**ТЕКСТ ДЛЯ ЧТЕНИЯ:**
Если вы не готовы ошибаться, никогда не придумаете ничего оригинального.
Я переключила передачу на старом Volkswagen Golf, унаследованном нами от бабушки Робина. Мы навсегда покинули нашу квартиру у порта. Вода сверкала на солнце, пока автомобиль разгонялся по широкой трехполосной дороге, идущей по центру Ливерпуля. «Вау! – подумала я. – Этот город красивее, чем мы привыкли думать». На вершине двух башен Королевского здания Ливерпуля знаменитые статуи птиц наблюдали за городом и морем. Легенда гласит, что, если эти две птицы улетят, город прекратит свое существование. Мне казалось, что это я улетаю в этот нехарактерный для Великобритании погожий день. Однако Ливерпуль вряд ли перестал бы существовать без меня.
Сзади в детском кресле сидела моя дочь, которой было уже почти два года. Я была беременна вторым ребенком. Вскоре я выехала на автомагистраль, ведущую на север в Ньюкасл. Там нас ждал паром в Норвегию.
– Давай переедем, – сказала я Робину. Мне хотелось, чтобы наши дети росли в Норвегии. В Ливерпуле меня больше ничего не держало. Наши отношения с отцом становились только хуже, и в итоге мы полностью их разорвали. Он даже не пришел на мой выпускной в медицинской школе. За несколько месяцев до того как отправиться в Ньюкасл на своем старом красном автомобиле, я сообщила ему, что мы переезжаем. Мы не увиделись и даже не попрощались.

**ЗАДАЧИ ДЛЯ РЕШЕНИЯ:**
[a] Пожалуйста, ответьте по тексту на вопросы:
(i) На каком автомобиле ехала рассказчица и от кого он достался?
(ii) В какой город вела автомагистраль, по которой она поехала на север?
(iii) На какое событие не пришел ее отец?
[b] Отредактируйте фрагмент текста между словами «Если вы не готовы» и «существовать без меня.» включительно, заменив «трехполосной» на «четырехполосной».

**ПРЕДОСТАВЛЕННЫЕ МАТЕРИАЛЫ:**

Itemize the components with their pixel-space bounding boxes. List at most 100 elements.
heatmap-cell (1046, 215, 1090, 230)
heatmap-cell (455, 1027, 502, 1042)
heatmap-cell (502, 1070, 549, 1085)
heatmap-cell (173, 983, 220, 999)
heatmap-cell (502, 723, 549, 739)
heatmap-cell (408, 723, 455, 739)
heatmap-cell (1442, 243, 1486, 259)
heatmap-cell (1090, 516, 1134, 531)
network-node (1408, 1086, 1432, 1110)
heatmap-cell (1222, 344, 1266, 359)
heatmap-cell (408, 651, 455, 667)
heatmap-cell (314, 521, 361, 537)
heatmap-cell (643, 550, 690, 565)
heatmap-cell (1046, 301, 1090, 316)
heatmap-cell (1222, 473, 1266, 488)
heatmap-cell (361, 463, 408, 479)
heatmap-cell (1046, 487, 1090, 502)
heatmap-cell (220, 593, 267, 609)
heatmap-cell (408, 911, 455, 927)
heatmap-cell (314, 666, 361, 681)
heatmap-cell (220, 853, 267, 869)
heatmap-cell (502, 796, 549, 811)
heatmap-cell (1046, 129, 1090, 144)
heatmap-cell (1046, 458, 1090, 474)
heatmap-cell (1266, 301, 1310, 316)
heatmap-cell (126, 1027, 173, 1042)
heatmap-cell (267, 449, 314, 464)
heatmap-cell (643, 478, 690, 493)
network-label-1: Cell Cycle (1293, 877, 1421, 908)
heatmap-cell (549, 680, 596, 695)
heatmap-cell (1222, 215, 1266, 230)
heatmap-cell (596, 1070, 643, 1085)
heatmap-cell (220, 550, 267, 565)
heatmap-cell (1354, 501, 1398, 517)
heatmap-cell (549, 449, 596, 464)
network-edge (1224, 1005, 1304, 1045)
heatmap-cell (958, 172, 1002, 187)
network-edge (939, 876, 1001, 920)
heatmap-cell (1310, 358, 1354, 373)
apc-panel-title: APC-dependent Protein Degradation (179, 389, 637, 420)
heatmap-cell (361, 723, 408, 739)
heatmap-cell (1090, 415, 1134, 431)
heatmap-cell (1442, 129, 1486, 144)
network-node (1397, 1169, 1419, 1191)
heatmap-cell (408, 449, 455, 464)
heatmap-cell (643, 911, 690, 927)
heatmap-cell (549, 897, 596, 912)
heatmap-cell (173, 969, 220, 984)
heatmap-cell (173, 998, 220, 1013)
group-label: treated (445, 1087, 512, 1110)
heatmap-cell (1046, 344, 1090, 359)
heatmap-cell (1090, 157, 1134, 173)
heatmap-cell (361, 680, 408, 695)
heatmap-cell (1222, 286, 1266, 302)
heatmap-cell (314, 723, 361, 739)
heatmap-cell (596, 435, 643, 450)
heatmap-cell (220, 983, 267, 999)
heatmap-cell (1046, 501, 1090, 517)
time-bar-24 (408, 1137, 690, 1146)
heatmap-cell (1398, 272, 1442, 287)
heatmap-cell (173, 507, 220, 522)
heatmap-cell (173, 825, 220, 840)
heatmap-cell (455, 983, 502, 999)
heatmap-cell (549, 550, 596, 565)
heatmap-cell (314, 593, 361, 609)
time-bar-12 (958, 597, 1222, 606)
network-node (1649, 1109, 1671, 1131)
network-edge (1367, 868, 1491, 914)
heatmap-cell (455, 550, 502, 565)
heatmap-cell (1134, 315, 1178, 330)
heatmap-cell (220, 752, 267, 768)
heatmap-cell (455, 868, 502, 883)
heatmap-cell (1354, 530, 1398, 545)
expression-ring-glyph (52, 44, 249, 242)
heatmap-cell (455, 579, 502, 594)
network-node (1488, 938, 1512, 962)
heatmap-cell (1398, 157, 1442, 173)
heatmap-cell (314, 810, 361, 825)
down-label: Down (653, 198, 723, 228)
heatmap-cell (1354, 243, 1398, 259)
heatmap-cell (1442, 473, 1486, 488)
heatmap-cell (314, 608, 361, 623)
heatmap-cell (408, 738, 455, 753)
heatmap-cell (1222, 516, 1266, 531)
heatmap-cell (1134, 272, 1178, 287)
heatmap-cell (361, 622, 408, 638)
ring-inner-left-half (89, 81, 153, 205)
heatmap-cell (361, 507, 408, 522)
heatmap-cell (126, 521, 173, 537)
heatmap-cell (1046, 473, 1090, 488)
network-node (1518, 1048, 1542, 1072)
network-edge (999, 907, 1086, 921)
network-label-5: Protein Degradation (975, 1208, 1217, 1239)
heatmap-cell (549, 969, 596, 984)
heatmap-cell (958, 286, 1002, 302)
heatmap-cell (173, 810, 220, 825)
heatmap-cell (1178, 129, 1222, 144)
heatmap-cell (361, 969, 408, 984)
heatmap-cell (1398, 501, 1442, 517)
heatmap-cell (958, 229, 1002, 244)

**СПИСОК ОТВЕТОВ:**
[a]
(i) На старом Volkswagen Golf, унаследованном от бабушки Робина.
(ii) В Ньюкасл.
(iii) На ее выпускной в медицинской школе.

[b]
Если вы не готовы ошибаться, никогда не придумаете ничего оригинального.
Я переключила передачу на старом Volkswagen Golf, унаследованном нами от бабушки Робина. Мы навсегда покинули нашу квартиру у порта. Вода сверкала на солнце, пока автомобиль разгонялся по широкой четырехполосной дороге, идущей по центру Ливерпуля. «Вау! – подумала я. – Этот город красивее, чем мы привыкли думать». На вершине двух башен Королевского здания Ливерпуля знаменитые статуи птиц наблюдали за городом и морем. Легенда гласит, что, если эти две птицы улетят, город прекратит свое существование. Мне казалось, что это я улетаю в этот нехарактерный для Великобритании погожий день. Однако Ливерпуль вряд ли перестал бы существовать без меня.